------ Data entries ------

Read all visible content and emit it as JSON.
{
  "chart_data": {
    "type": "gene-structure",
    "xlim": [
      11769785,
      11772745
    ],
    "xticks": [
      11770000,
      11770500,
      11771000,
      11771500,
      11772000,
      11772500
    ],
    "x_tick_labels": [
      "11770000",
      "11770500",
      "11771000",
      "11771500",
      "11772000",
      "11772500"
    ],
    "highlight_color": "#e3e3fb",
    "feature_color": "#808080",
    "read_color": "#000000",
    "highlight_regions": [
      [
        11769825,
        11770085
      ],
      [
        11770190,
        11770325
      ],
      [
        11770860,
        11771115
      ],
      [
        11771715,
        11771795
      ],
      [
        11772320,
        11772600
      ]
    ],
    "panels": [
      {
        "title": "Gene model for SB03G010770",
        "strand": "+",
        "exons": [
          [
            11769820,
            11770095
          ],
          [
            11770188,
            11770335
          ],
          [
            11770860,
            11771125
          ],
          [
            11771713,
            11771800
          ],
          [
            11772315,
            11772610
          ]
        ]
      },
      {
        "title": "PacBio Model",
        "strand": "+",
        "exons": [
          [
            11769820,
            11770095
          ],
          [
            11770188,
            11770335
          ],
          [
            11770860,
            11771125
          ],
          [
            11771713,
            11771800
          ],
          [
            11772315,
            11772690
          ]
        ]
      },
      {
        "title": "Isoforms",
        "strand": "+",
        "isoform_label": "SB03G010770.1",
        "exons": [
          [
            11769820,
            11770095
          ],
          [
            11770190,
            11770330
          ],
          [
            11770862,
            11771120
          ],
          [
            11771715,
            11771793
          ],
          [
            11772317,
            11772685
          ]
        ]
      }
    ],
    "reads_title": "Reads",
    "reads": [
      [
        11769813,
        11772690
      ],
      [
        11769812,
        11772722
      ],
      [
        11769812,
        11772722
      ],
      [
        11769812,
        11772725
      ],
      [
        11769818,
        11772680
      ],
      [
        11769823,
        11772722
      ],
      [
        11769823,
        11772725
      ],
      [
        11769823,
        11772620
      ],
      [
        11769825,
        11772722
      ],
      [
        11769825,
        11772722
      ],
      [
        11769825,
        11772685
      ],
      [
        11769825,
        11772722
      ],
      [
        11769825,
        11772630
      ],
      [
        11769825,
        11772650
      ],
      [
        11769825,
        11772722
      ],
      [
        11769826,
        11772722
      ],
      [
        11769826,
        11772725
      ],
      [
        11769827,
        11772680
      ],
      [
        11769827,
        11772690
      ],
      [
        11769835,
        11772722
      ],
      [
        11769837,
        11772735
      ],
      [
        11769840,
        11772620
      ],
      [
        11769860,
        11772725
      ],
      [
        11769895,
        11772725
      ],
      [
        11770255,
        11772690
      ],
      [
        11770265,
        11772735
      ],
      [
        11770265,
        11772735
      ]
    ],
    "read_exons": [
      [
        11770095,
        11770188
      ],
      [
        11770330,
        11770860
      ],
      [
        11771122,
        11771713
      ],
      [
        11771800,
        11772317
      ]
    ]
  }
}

------

> **What to do**
Reproduce each entry from the records above, character for character.

> **Task result**
Read all visible content and emit it as JSON.
{
  "chart_data": {
    "type": "gene-structure",
    "xlim": [
      11769785,
      11772745
    ],
    "xticks": [
      11770000,
      11770500,
      11771000,
      11771500,
      11772000,
      11772500
    ],
    "x_tick_labels": [
      "11770000",
      "11770500",
      "11771000",
      "11771500",
      "11772000",
      "11772500"
    ],
    "highlight_color": "#e3e3fb",
    "feature_color": "#808080",
    "read_color": "#000000",
    "highlight_regions": [
      [
        11769825,
        11770085
      ],
      [
        11770190,
        11770325
      ],
      [
        11770860,
        11771115
      ],
      [
        11771715,
        11771795
      ],
      [
        11772320,
        11772600
      ]
    ],
    "panels": [
      {
        "title": "Gene model for SB03G010770",
        "strand": "+",
        "exons": [
          [
            11769820,
            11770095
          ],
          [
            11770188,
            11770335
          ],
          [
            11770860,
            11771125
          ],
          [
            11771713,
            11771800
          ],
          [
            11772315,
            11772610
          ]
        ]
      },
      {
        "title": "PacBio Model",
        "strand": "+",
        "exons": [
          [
            11769820,
            11770095
          ],
          [
            11770188,
            11770335
          ],
          [
            11770860,
            11771125
          ],
          [
            11771713,
            11771800
          ],
          [
            11772315,
            11772690
          ]
        ]
      },
      {
        "title": "Isoforms",
        "strand": "+",
        "isoform_label": "SB03G010770.1",
        "exons": [
          [
            11769820,
            11770095
          ],
          [
            11770190,
            11770330
          ],
          [
            11770862,
            11771120
          ],
          [
            11771715,
            11771793
          ],
          [
            11772317,
            11772685
          ]
        ]
      }
    ],
    "reads_title": "Reads",
    "reads": [
      [
        11769813,
        11772690
      ],
      [
        11769812,
        11772722
      ],
      [
        11769812,
        11772722
      ],
      [
        11769812,
        11772725
      ],
      [
        11769818,
        11772680
      ],
      [
        11769823,
        11772722
      ],
      [
        11769823,
        11772725
      ],
      [
        11769823,
        11772620
      ],
      [
        11769825,
        11772722
      ],
      [
        11769825,
        11772722
      ],
      [
        11769825,
        11772685
      ],
      [
        11769825,
        11772722
      ],
      [
        11769825,
        11772630
      ],
      [
        11769825,
        11772650
      ],
      [
        11769825,
        11772722
      ],
      [
        11769826,
        11772722
      ],
      [
        11769826,
        11772725
      ],
      [
        11769827,
        11772680
      ],
      [
        11769827,
        11772690
      ],
      [
        11769835,
        11772722
      ],
      [
        11769837,
        11772735
      ],
      [
        11769840,
        11772620
      ],
      [
        11769860,
        11772725
      ],
      [
        11769895,
        11772725
      ],
      [
        11770255,
        11772690
      ],
      [
        11770265,
        11772735
      ],
      [
        11770265,
        11772735
      ]
    ],
    "read_exons": [
      [
        11770095,
        11770188
      ],
      [
        11770330,
        11770860
      ],
      [
        11771122,
        11771713
      ],
      [
        11771800,
        11772317
      ]
    ]
  }
}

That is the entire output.